(Problem details) The required output is a single number: how many lines of the material contain the string "true".
————————
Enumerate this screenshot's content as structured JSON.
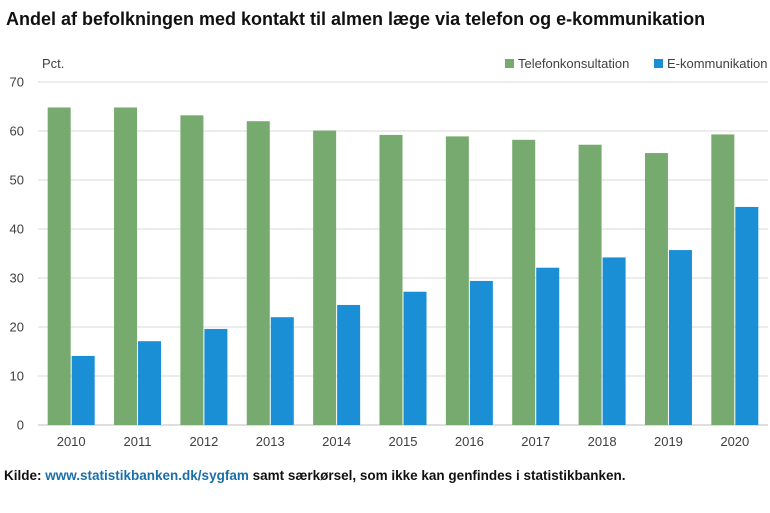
{
  "title": "Andel af befolkningen med kontakt til almen læge via telefon og e-kommunikation",
  "source": {
    "prefix": "Kilde: ",
    "link": "www.statistikbanken.dk/sygfam",
    "suffix": " samt særkørsel, som ikke kan genfindes i statistikbanken."
  },
  "chart_data": {
    "type": "bar",
    "ylabel": "Pct.",
    "xlabel": "",
    "ylim": [
      0,
      70
    ],
    "yticks": [
      0,
      10,
      20,
      30,
      40,
      50,
      60,
      70
    ],
    "grid": true,
    "legend_position": "top-right",
    "categories": [
      "2010",
      "2011",
      "2012",
      "2013",
      "2014",
      "2015",
      "2016",
      "2017",
      "2018",
      "2019",
      "2020"
    ],
    "series": [
      {
        "name": "Telefonkonsultation",
        "color": "#77aa6e",
        "values": [
          64.8,
          64.8,
          63.2,
          62.0,
          60.1,
          59.2,
          58.9,
          58.2,
          57.2,
          55.5,
          59.3
        ]
      },
      {
        "name": "E-kommunikation",
        "color": "#1a8fd6",
        "values": [
          14.1,
          17.1,
          19.6,
          22.0,
          24.5,
          27.2,
          29.4,
          32.1,
          34.2,
          35.7,
          44.5
        ]
      }
    ]
  }
}
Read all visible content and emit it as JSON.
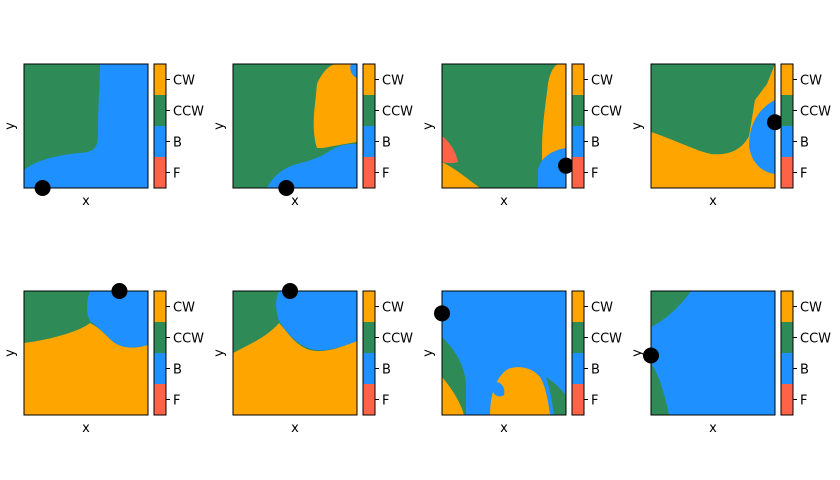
{
  "colors": {
    "CW": "#ffa500",
    "CCW": "#2e8b57",
    "B": "#1e90ff",
    "F": "#ff6347",
    "marker": "#000000"
  },
  "colorbar": {
    "labels": [
      "CW",
      "CCW",
      "B",
      "F"
    ]
  },
  "axes": {
    "xlabel": "x",
    "ylabel": "y"
  },
  "chart_data": [
    {
      "type": "heatmap",
      "xlabel": "x",
      "ylabel": "y",
      "categories": [
        "F",
        "B",
        "CCW",
        "CW"
      ],
      "marker": [
        0.15,
        0.0
      ],
      "regions_description": [
        "CCW",
        "B"
      ]
    },
    {
      "type": "heatmap",
      "xlabel": "x",
      "ylabel": "y",
      "categories": [
        "F",
        "B",
        "CCW",
        "CW"
      ],
      "marker": [
        0.43,
        0.0
      ],
      "regions_description": [
        "CCW",
        "CW",
        "B"
      ]
    },
    {
      "type": "heatmap",
      "xlabel": "x",
      "ylabel": "y",
      "categories": [
        "F",
        "B",
        "CCW",
        "CW"
      ],
      "marker": [
        1.0,
        0.18
      ],
      "regions_description": [
        "CCW",
        "CW",
        "B",
        "F"
      ]
    },
    {
      "type": "heatmap",
      "xlabel": "x",
      "ylabel": "y",
      "categories": [
        "F",
        "B",
        "CCW",
        "CW"
      ],
      "marker": [
        1.0,
        0.53
      ],
      "regions_description": [
        "CCW",
        "CW",
        "B"
      ]
    },
    {
      "type": "heatmap",
      "xlabel": "x",
      "ylabel": "y",
      "categories": [
        "F",
        "B",
        "CCW",
        "CW"
      ],
      "marker": [
        0.77,
        1.0
      ],
      "regions_description": [
        "CCW",
        "CW",
        "B"
      ]
    },
    {
      "type": "heatmap",
      "xlabel": "x",
      "ylabel": "y",
      "categories": [
        "F",
        "B",
        "CCW",
        "CW"
      ],
      "marker": [
        0.46,
        1.0
      ],
      "regions_description": [
        "CCW",
        "CW",
        "B"
      ]
    },
    {
      "type": "heatmap",
      "xlabel": "x",
      "ylabel": "y",
      "categories": [
        "F",
        "B",
        "CCW",
        "CW"
      ],
      "marker": [
        0.0,
        0.82
      ],
      "regions_description": [
        "B",
        "CCW",
        "CW"
      ]
    },
    {
      "type": "heatmap",
      "xlabel": "x",
      "ylabel": "y",
      "categories": [
        "F",
        "B",
        "CCW",
        "CW"
      ],
      "marker": [
        0.0,
        0.48
      ],
      "regions_description": [
        "B",
        "CCW"
      ]
    }
  ]
}
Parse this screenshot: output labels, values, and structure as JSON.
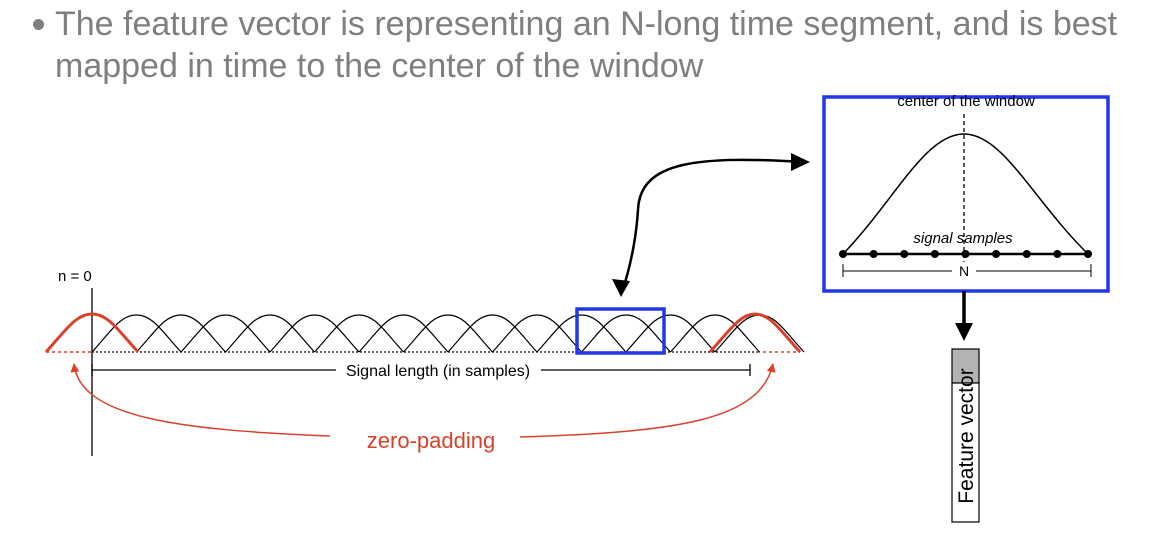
{
  "bullet": {
    "line1": "The feature vector is representing an N-long time segment, and is best",
    "line2": "mapped in time to the center of the window"
  },
  "diagram": {
    "n0_label": "n = 0",
    "signal_length_label": "Signal length (in samples)",
    "zero_padding_label": "zero-padding",
    "zoom_center_label": "center of the window",
    "zoom_samples_label": "signal samples",
    "zoom_n_label": "N",
    "feature_vector_label": "Feature vector",
    "colors": {
      "highlight_border": "#2238e8",
      "padding_red": "#d9412a",
      "feature_box_fill": "#b3b3b3",
      "text_gray": "#7f7f7f"
    }
  }
}
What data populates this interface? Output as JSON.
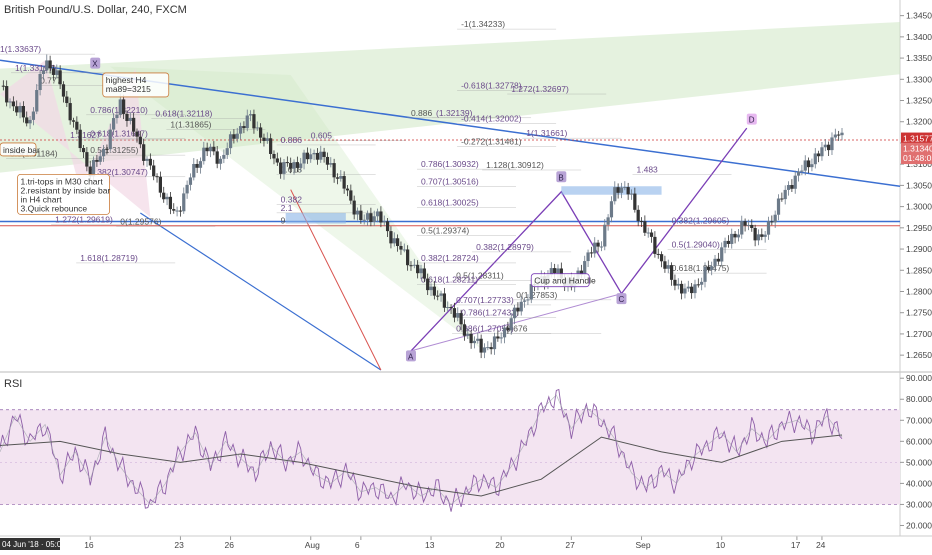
{
  "header": {
    "title": "British Pound/U.S. Dollar, 240, FXCM"
  },
  "rsi_panel": {
    "title": "RSI"
  },
  "colors": {
    "up": "#6c7a89",
    "down": "#333333",
    "trend_blue": "#3b6fd1",
    "fib_purple": "#7b3fb6",
    "red_line": "#d9534f",
    "green_fill": "#cfe8c4",
    "pink_fill": "#f2d9e6",
    "rsi_fill": "#f3e4f1",
    "rsi_line": "#8e5fa8",
    "rsi_ma": "#555555",
    "current_price_bg": "#cc3333"
  },
  "chart_data": [
    {
      "type": "candlestick",
      "title": "British Pound/U.S. Dollar, 240, FXCM",
      "x_tick_labels": [
        "04 Jun '18 · 05:00",
        "16",
        "23",
        "26",
        "Aug",
        "6",
        "13",
        "20",
        "27",
        "Sep",
        "10",
        "17",
        "24"
      ],
      "y_tick_labels": [
        "1.34500",
        "1.34000",
        "1.33500",
        "1.33000",
        "1.32500",
        "1.32000",
        "1.31500",
        "1.31000",
        "1.30500",
        "1.30000",
        "1.29500",
        "1.29000",
        "1.28500",
        "1.28000",
        "1.27500",
        "1.27000",
        "1.26500"
      ],
      "ylim": [
        1.2615,
        1.3468
      ],
      "close_path": [
        [
          0,
          1.3285
        ],
        [
          3,
          1.323
        ],
        [
          6,
          1.32
        ],
        [
          9,
          1.335
        ],
        [
          12,
          1.329
        ],
        [
          15,
          1.318
        ],
        [
          18,
          1.308
        ],
        [
          21,
          1.314
        ],
        [
          24,
          1.3245
        ],
        [
          27,
          1.317
        ],
        [
          30,
          1.309
        ],
        [
          33,
          1.302
        ],
        [
          35,
          1.2975
        ],
        [
          38,
          1.307
        ],
        [
          41,
          1.314
        ],
        [
          44,
          1.311
        ],
        [
          47,
          1.3175
        ],
        [
          50,
          1.321
        ],
        [
          53,
          1.315
        ],
        [
          56,
          1.309
        ],
        [
          60,
          1.3105
        ],
        [
          63,
          1.313
        ],
        [
          66,
          1.3095
        ],
        [
          69,
          1.304
        ],
        [
          72,
          1.2965
        ],
        [
          75,
          1.2985
        ],
        [
          78,
          1.293
        ],
        [
          81,
          1.288
        ],
        [
          84,
          1.284
        ],
        [
          87,
          1.279
        ],
        [
          90,
          1.276
        ],
        [
          93,
          1.27
        ],
        [
          96,
          1.2665
        ],
        [
          99,
          1.268
        ],
        [
          102,
          1.2735
        ],
        [
          105,
          1.279
        ],
        [
          108,
          1.283
        ],
        [
          111,
          1.285
        ],
        [
          114,
          1.281
        ],
        [
          117,
          1.288
        ],
        [
          120,
          1.292
        ],
        [
          123,
          1.305
        ],
        [
          125,
          1.3042
        ],
        [
          128,
          1.296
        ],
        [
          131,
          1.2895
        ],
        [
          134,
          1.283
        ],
        [
          137,
          1.2795
        ],
        [
          140,
          1.283
        ],
        [
          143,
          1.288
        ],
        [
          146,
          1.293
        ],
        [
          149,
          1.296
        ],
        [
          152,
          1.292
        ],
        [
          155,
          1.3
        ],
        [
          158,
          1.306
        ],
        [
          161,
          1.31
        ],
        [
          164,
          1.313
        ],
        [
          167,
          1.3175
        ],
        [
          168,
          1.3158
        ]
      ],
      "last_price": "1.31577",
      "last_price_secondary": "1.31340",
      "countdown": "01:48:05",
      "fib_labels": [
        "-1(1.34233)",
        "-0.618(1.32778)",
        "1.272(1.32697)",
        "0.886",
        "(1.32139)",
        "-0.414(1.32002)",
        "-0.272(1.31461)",
        "1(1.31661)",
        "0.786(1.30932)",
        "1.128(1.30912)",
        "0.707(1.30516)",
        "0.618(1.30025)",
        "0.5(1.29374)",
        "0.382(1.28979)",
        "0.382(1.28724)",
        "0.5(1.28311)",
        "0.618(1.28211)",
        "0.707(1.27733)",
        "0(1.27853)",
        "0.786(1.27432)",
        "0.886(1.27059)",
        "0.676",
        "0.382(1.29605)",
        "0.5(1.29040)",
        "0.618(1.28475)",
        "0.786(1.32210)",
        "0.618(1.31647)",
        "0.5(1.31255)",
        "0.382(1.30747)",
        "0.618(1.32118)",
        "1(1.31865)",
        "1.272(1.29619)",
        "1.618(1.28719)",
        "0(1.29576)",
        "1(1.33197)",
        "0.886",
        "0.618",
        "0.382",
        "0.605",
        "0.777",
        "1.483",
        "1.31627",
        "0.5(1.31184)",
        "1(1.33637)",
        "2.1",
        "9"
      ],
      "pattern_labels": [
        "A",
        "B",
        "C",
        "D",
        "X"
      ],
      "annotations": {
        "highest": "highest H4\nma89=3215",
        "notes": "1.tri-tops in M30 chart\n2.resistant by inside bar\nin H4 chart\n3.Quick rebounce",
        "inside_bar": "inside bar",
        "cup": "Cup and Handle"
      }
    },
    {
      "type": "line",
      "title": "RSI",
      "y_tick_labels": [
        "90.0000",
        "80.0000",
        "70.0000",
        "60.0000",
        "50.0000",
        "40.0000",
        "30.0000",
        "20.0000"
      ],
      "ylim": [
        15,
        92
      ],
      "bands": [
        30,
        75
      ],
      "rsi_path": [
        [
          0,
          55
        ],
        [
          3,
          72
        ],
        [
          6,
          60
        ],
        [
          9,
          68
        ],
        [
          12,
          44
        ],
        [
          15,
          55
        ],
        [
          18,
          42
        ],
        [
          21,
          62
        ],
        [
          24,
          48
        ],
        [
          27,
          38
        ],
        [
          30,
          30
        ],
        [
          33,
          40
        ],
        [
          36,
          55
        ],
        [
          39,
          64
        ],
        [
          42,
          48
        ],
        [
          45,
          60
        ],
        [
          48,
          52
        ],
        [
          51,
          45
        ],
        [
          54,
          58
        ],
        [
          57,
          50
        ],
        [
          60,
          55
        ],
        [
          63,
          44
        ],
        [
          66,
          40
        ],
        [
          69,
          46
        ],
        [
          72,
          36
        ],
        [
          75,
          38
        ],
        [
          78,
          33
        ],
        [
          81,
          40
        ],
        [
          84,
          34
        ],
        [
          87,
          38
        ],
        [
          90,
          30
        ],
        [
          93,
          36
        ],
        [
          96,
          42
        ],
        [
          99,
          38
        ],
        [
          102,
          48
        ],
        [
          105,
          60
        ],
        [
          108,
          75
        ],
        [
          111,
          82
        ],
        [
          114,
          66
        ],
        [
          117,
          76
        ],
        [
          120,
          70
        ],
        [
          123,
          60
        ],
        [
          126,
          45
        ],
        [
          129,
          38
        ],
        [
          132,
          46
        ],
        [
          135,
          40
        ],
        [
          138,
          52
        ],
        [
          141,
          58
        ],
        [
          144,
          64
        ],
        [
          147,
          55
        ],
        [
          150,
          66
        ],
        [
          153,
          60
        ],
        [
          156,
          68
        ],
        [
          159,
          70
        ],
        [
          162,
          64
        ],
        [
          165,
          72
        ],
        [
          168,
          62
        ]
      ],
      "ma_path": [
        [
          0,
          58
        ],
        [
          12,
          60
        ],
        [
          24,
          54
        ],
        [
          36,
          50
        ],
        [
          48,
          54
        ],
        [
          60,
          50
        ],
        [
          72,
          44
        ],
        [
          84,
          38
        ],
        [
          96,
          34
        ],
        [
          108,
          42
        ],
        [
          120,
          62
        ],
        [
          132,
          55
        ],
        [
          144,
          50
        ],
        [
          156,
          60
        ],
        [
          168,
          63
        ]
      ]
    }
  ]
}
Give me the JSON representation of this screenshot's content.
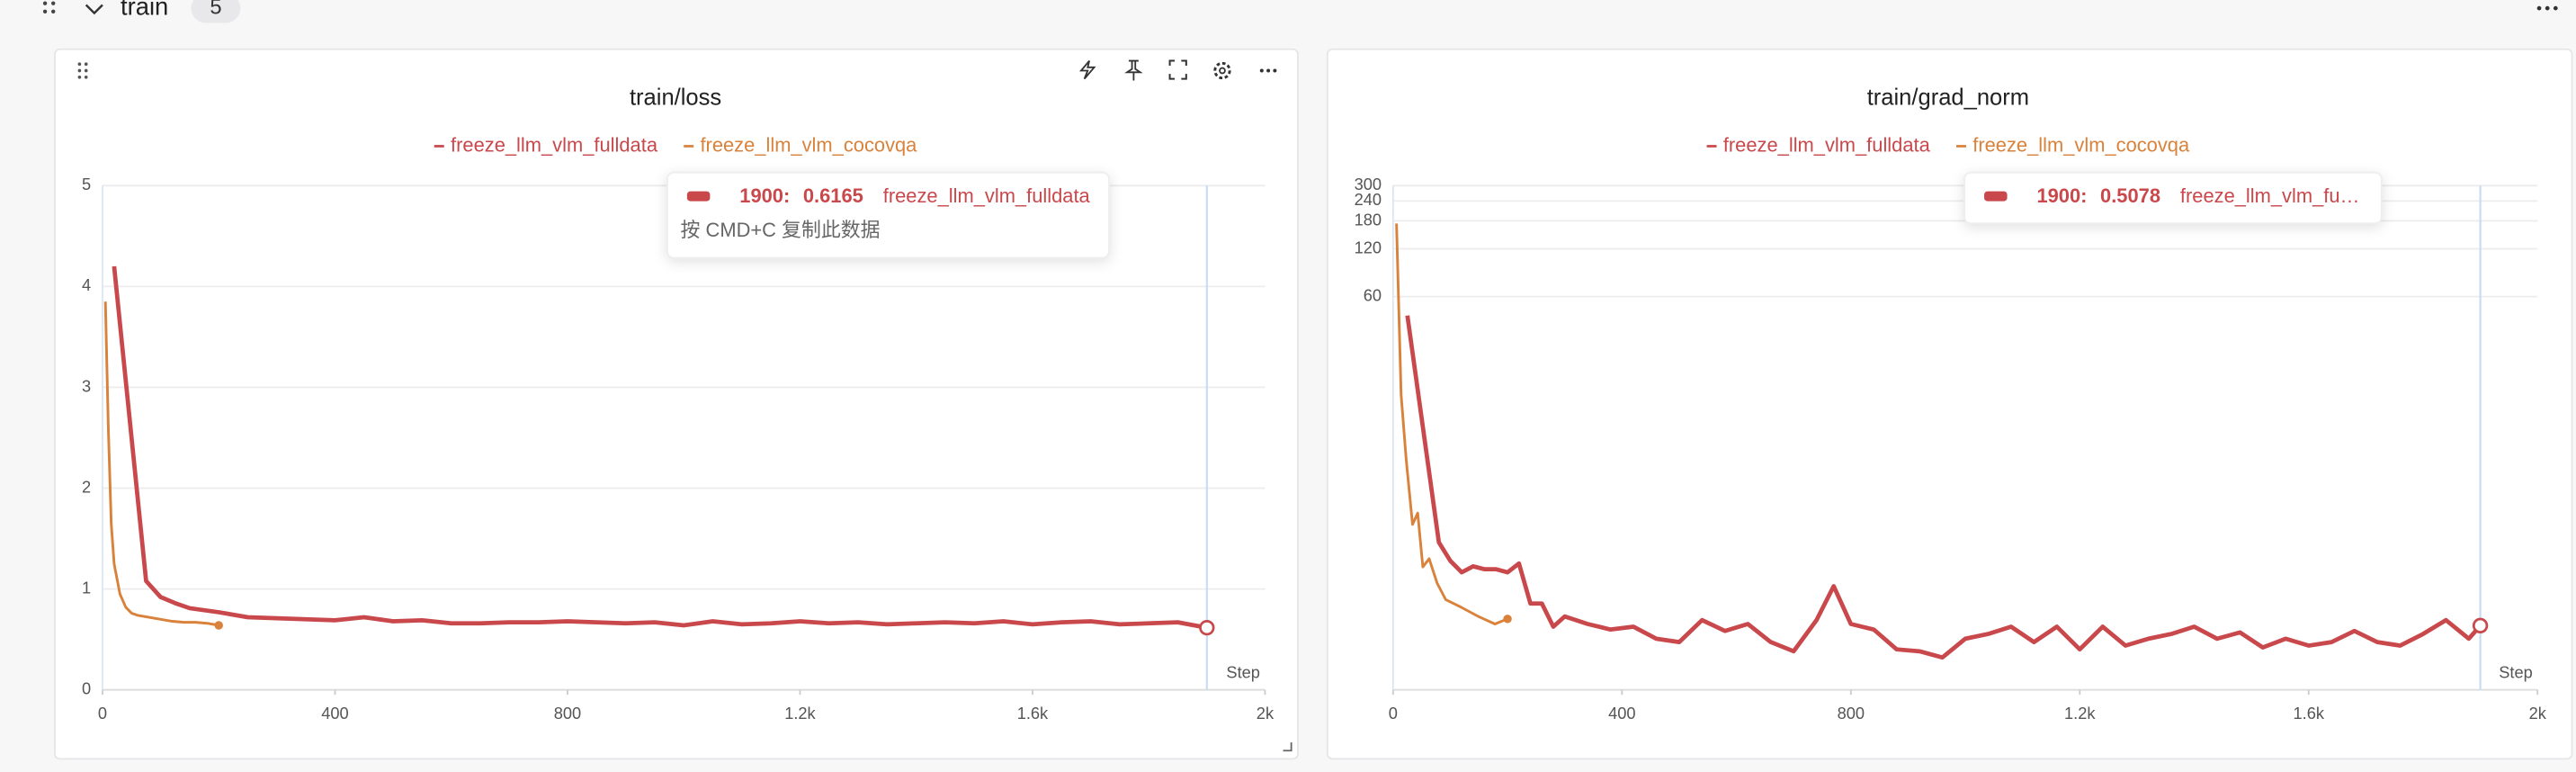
{
  "header": {
    "title": "train",
    "count": "5"
  },
  "chart_data": [
    {
      "type": "line",
      "title": "train/loss",
      "xlabel": "Step",
      "xlim": [
        0,
        2000
      ],
      "xticks": [
        0,
        400,
        800,
        {
          "value": 1200,
          "label": "1.2k"
        },
        {
          "value": 1600,
          "label": "1.6k"
        },
        {
          "value": 2000,
          "label": "2k"
        }
      ],
      "ylim": [
        0,
        5
      ],
      "yticks": [
        0,
        1,
        2,
        3,
        4,
        5
      ],
      "grid": true,
      "log": false,
      "series": [
        {
          "name": "freeze_llm_vlm_fulldata",
          "color": "#c9484b",
          "x": [
            20,
            75,
            100,
            125,
            150,
            200,
            250,
            300,
            350,
            400,
            450,
            500,
            550,
            600,
            650,
            700,
            750,
            800,
            850,
            900,
            950,
            1000,
            1050,
            1100,
            1150,
            1200,
            1250,
            1300,
            1350,
            1400,
            1450,
            1500,
            1550,
            1600,
            1650,
            1700,
            1750,
            1800,
            1850,
            1900
          ],
          "values": [
            4.2,
            1.08,
            0.92,
            0.86,
            0.81,
            0.77,
            0.72,
            0.71,
            0.7,
            0.69,
            0.72,
            0.68,
            0.69,
            0.66,
            0.66,
            0.67,
            0.67,
            0.68,
            0.67,
            0.66,
            0.67,
            0.64,
            0.68,
            0.65,
            0.66,
            0.68,
            0.66,
            0.67,
            0.65,
            0.66,
            0.67,
            0.66,
            0.68,
            0.65,
            0.67,
            0.68,
            0.65,
            0.66,
            0.67,
            0.6165
          ]
        },
        {
          "name": "freeze_llm_vlm_cocovqa",
          "color": "#d9823b",
          "x": [
            5,
            10,
            15,
            20,
            30,
            40,
            50,
            60,
            80,
            100,
            120,
            140,
            160,
            180,
            200
          ],
          "values": [
            3.85,
            2.6,
            1.65,
            1.25,
            0.95,
            0.82,
            0.76,
            0.74,
            0.72,
            0.7,
            0.68,
            0.67,
            0.67,
            0.66,
            0.64
          ]
        }
      ],
      "tooltip": {
        "step": "1900:",
        "value": 0.6165,
        "series": "freeze_llm_vlm_fulldata",
        "hint": "按 CMD+C 复制此数据"
      }
    },
    {
      "type": "line",
      "title": "train/grad_norm",
      "xlabel": "Step",
      "xlim": [
        0,
        2000
      ],
      "xticks": [
        0,
        400,
        800,
        {
          "value": 1200,
          "label": "1.2k"
        },
        {
          "value": 1600,
          "label": "1.6k"
        },
        {
          "value": 2000,
          "label": "2k"
        }
      ],
      "ylim": [
        0.2,
        300
      ],
      "yticks": [
        60,
        120,
        180,
        240,
        300
      ],
      "grid": true,
      "log": true,
      "series": [
        {
          "name": "freeze_llm_vlm_fulldata",
          "color": "#c9484b",
          "x": [
            25,
            80,
            100,
            120,
            140,
            160,
            180,
            200,
            220,
            240,
            260,
            280,
            300,
            340,
            380,
            420,
            460,
            500,
            540,
            580,
            620,
            660,
            700,
            740,
            770,
            800,
            840,
            880,
            920,
            960,
            1000,
            1040,
            1080,
            1120,
            1160,
            1200,
            1240,
            1280,
            1320,
            1360,
            1400,
            1440,
            1480,
            1520,
            1560,
            1600,
            1640,
            1680,
            1720,
            1760,
            1800,
            1840,
            1880,
            1900
          ],
          "values": [
            45.6,
            1.7,
            1.3,
            1.1,
            1.2,
            1.15,
            1.15,
            1.1,
            1.25,
            0.7,
            0.7,
            0.5,
            0.58,
            0.52,
            0.48,
            0.5,
            0.42,
            0.4,
            0.55,
            0.47,
            0.52,
            0.4,
            0.35,
            0.55,
            0.9,
            0.52,
            0.48,
            0.36,
            0.35,
            0.32,
            0.42,
            0.45,
            0.5,
            0.4,
            0.5,
            0.36,
            0.5,
            0.38,
            0.42,
            0.45,
            0.5,
            0.42,
            0.46,
            0.37,
            0.42,
            0.38,
            0.4,
            0.47,
            0.4,
            0.38,
            0.45,
            0.55,
            0.42,
            0.5078
          ]
        },
        {
          "name": "freeze_llm_vlm_cocovqa",
          "color": "#d9823b",
          "x": [
            6,
            14,
            23,
            34,
            43,
            52,
            63,
            77,
            92,
            120,
            149,
            178,
            200
          ],
          "values": [
            173,
            14.5,
            5.6,
            2.2,
            2.6,
            1.19,
            1.34,
            0.94,
            0.74,
            0.66,
            0.58,
            0.52,
            0.56
          ]
        }
      ],
      "tooltip": {
        "step": "1900:",
        "value": 0.5078,
        "series": "freeze_llm_vlm_fu…"
      }
    }
  ]
}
————————
(Right answer) 4